Debbie claimed she was thinking about GOD when she recorded this, I don't know if I'd go that far, but I guess one could make that connection. In the movie of the same name, Kvitka Cisyk performed the song, So how did Debbie get a hold of it? Cisyk's version only reach #80 on the pop chart and was credited to "Original Cast" and not her. Joseph Brooks wrote the songs as well as the screenplay

Magic (Olivia Newton-John)

magic. jpg This was THE song of the Summer of 1980, from the ill fated movie Xanadu. This was an A/C radio and Pop radio hit, peaking at Number 1 on both charts. I remember how I would listen to this song over and over. I recently was working out to ONJ's Greatest Hits package and I couldn't make it through the whole song. Still this is about the only ONJ song you can find on the radio today.

Written by her long time producer and songwriter John Farrar, it became Newton-John's 4th number one hit. It also confirmed her exit from Country Music to Pop. The music of Xanadu, which featured ELO and Newton-John, worked despite the odd pairing of two music acts, with very different styles of music. The flip side of the single called Fool / Country which in reality is two short song snippets from the movie, joined together, was recently released on the Olivia Newton-John album Gold a compilation CD.

(They Long To Be)Close To You (The Carpenters)

carpenters jpg Written by Burt Bacharach and Hal David, many people don't realize this song was written for a man to sing. This was the biggest hit for The Carpenters peaking at Number 1 for 4 weeks on the Pop Chart. It's odd to this day I can listen over and over to Carpenters's Songs, but this one is a skip over. It's really pretty but very sugary. Maybe if I ever fall in love I'll try it again.

Karen who originally covered drums as well as vocals on the album had to bring in Hal Blaine to cover the drums on this song. It was felt by one of the co-owners of their record label A&M records, Herb Alpert, that Karen couldn't "lay into it" properly. I am still trying to figure that out.

Karma Chameleon (Culture Club)

culture club jpg Breaking from the run of A/C hits I've listed, this song was the only song by Culture Club to go to #1 on the pop charts. This song was released so fast as the second single from their Colour By Numbers album. It rose so fast it, knocked off airplay for the much better song; Church Of The Poison Mind, which had to settle for a respectable #9.

I loved this song at first but after a few months of continuous airplay, this song rapidly got on my nerves. It's listen-able today, but considering this was once my favourite Culture Club song; I think most other Culture Club songs, I would rather listen to.

This song marked the apex of Culture Club, all though they had one other top 10 hit Miss You Blind (What the hell does that mean anyway?) Boy George and company rapidly declined, not from lack of talent but from infighting amongst themselves and fighting amongst the labels direction for the group and their vision. For all the talent this group had it's a shame they didn't do more with it.

Luka (Suzanne Vega)

luka jpg From 1987, this #3 for Suzanne Vega was my ideal of a perfect message song. It told a story without being overly preachy. By the song's end you understood about child abuse but it didn't feel crammed in your face.

- _SET OF TASKS_
1. List every song that heads a section of the song commentary, giving each title with its artist as shown in the heading.
2. Transcribe the stretch of the song commentary from "I loved this" through "Luka (Suzanne Vega)".
3. Write the next part of the song commentary, starting right after its final sentence.
The records have no connection to the song commentary.

- _INFORMATION SHOWN_
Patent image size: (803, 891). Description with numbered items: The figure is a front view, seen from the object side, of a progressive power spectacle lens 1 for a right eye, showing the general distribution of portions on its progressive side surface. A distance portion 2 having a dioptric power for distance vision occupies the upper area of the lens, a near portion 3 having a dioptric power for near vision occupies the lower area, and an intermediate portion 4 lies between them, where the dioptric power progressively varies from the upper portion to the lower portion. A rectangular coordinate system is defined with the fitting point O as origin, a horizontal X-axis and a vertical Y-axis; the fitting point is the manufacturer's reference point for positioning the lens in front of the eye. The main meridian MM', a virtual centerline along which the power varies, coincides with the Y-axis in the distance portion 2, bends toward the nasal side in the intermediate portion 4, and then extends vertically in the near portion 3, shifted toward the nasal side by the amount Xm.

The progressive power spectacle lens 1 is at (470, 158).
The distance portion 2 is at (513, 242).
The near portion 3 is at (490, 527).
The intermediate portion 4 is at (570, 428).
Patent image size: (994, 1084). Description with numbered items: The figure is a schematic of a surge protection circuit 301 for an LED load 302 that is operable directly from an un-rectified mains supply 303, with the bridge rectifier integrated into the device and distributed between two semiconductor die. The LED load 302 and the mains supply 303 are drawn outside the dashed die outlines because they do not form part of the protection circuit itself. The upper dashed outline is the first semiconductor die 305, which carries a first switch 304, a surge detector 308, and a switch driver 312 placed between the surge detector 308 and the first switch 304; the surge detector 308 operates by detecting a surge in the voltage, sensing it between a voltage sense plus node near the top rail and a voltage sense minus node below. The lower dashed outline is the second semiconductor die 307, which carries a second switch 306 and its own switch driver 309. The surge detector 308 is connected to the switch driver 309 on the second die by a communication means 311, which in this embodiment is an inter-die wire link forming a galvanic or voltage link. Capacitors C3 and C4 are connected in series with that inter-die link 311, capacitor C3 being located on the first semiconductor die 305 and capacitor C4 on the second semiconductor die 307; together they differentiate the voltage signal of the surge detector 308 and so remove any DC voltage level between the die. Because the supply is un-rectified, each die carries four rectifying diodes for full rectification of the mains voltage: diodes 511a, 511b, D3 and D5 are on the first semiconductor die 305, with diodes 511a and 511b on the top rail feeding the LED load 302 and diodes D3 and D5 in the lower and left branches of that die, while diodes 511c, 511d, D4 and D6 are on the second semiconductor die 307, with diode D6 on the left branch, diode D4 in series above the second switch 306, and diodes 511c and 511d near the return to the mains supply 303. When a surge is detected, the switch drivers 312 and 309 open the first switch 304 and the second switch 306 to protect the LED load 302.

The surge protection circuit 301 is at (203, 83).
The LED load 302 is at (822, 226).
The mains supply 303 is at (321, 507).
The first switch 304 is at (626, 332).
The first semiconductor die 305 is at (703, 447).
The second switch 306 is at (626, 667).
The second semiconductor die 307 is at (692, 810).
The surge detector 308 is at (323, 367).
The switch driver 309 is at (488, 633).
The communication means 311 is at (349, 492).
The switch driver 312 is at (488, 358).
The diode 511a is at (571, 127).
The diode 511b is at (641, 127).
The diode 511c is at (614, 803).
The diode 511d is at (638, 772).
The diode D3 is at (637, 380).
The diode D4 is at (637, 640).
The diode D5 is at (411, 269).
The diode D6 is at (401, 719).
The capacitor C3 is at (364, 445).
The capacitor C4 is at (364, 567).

- _RESULTS OF THE EXERCISE_
1.
Magic (Olivia Newton-John)
(They Long To Be)Close To You (The Carpenters)
Karma Chameleon (Culture Club)
Luka (Suzanne Vega)

2.
I loved this song at first but after a few months of continuous airplay, this song rapidly got on my nerves. It's listen-able today, but considering this was once my favourite Culture Club song; I think most other Culture Club songs, I would rather listen to.

This song marked the apex of Culture Club, all though they had one other top 10 hit Miss You Blind (What the hell does that mean anyway?) Boy George and company rapidly declined, not from lack of talent but from infighting amongst themselves and fighting amongst the labels direction for the group and their vision. For all the talent this group had it's a shame they didn't do more with it.

Luka (Suzanne Vega)

3.
Unfortunately after nearly a year of high play on Pop and A/C radio this song became grating. After awhile I felt like singing...My name is Marcus, I live on the bottom floor, I beat up Luka, sick of hearing that song.

Alone Again(Naturally) (Gilbert O'Sullivan)

gilbert osullivan jpg One of three top ten hits by Sullivan this song was the only one to make it to Number 1. For six non-consecutive weeks in 1972, it caused us all to think about the pain and humiliation of being abandoned. After a year of hearing this song, we now understand why she did this. If he were even half as annoying as this song, I would have done the same.

Born Raymond O'Sullivan, he makes reference to himself in his #2 pop song Claire, He is "Uncle Ray." The song was ranked #8 overall for the 70s decade, thus attesting to how much it was played. In the days before the Internet this was one song that took me forever to figure out all the actual lyrics to. Sullivan actually continues to record to this day and enjoys some success in Japan.

At Seventeen (Janis Ian)

janis ian jpg Closeted at the time, Janis Ian took this dreary little ditty to Number 3 and in the process won a Grammy. I used to really like this song. But over the years I find the self-pity aspect more and more irritating. Perhaps what is a valid feeling "at 17," is no longer valid at 40+. With all the whining and self pity it's no wonder this girl never got invited anywhere.

In 1966 at the age of 15, Ian legally emancipated herself from her parents and also wrote her first hit single, the song "Society's Child (Baby I've Been Thinking)", which was about an interracial romance. She fit in perfectly with the late 60s / early 70s style of singer / songwriters making the rounds. The song only hit #14 on the pop charts but easily ranked #1 in the North, while being banned throughout the South. More than likely this song would've been a #1 hit if not for the backlash in the South.

As a side note the best song ever written by Ian In The Winter only reached #97 on the pop charts, but Sheena Easton does a brilliant and I mean brilliant interpretation of it on her Madness, Money And Music album.

Careless Whisper (Wham! Featuring George Michael)

wham jpg And speaking of closet cases...This single was released under the name "George Micheal" everywhere in the world but in the United States. To make sure they would be able to capitalize off Wham!'s #1 hit Wake Me Up Before You Go-Go," the record company changed the name to "Wham! Featuring George Micheal." Which, if you think about it is a pretty cumbersome name for a "group" with only two members.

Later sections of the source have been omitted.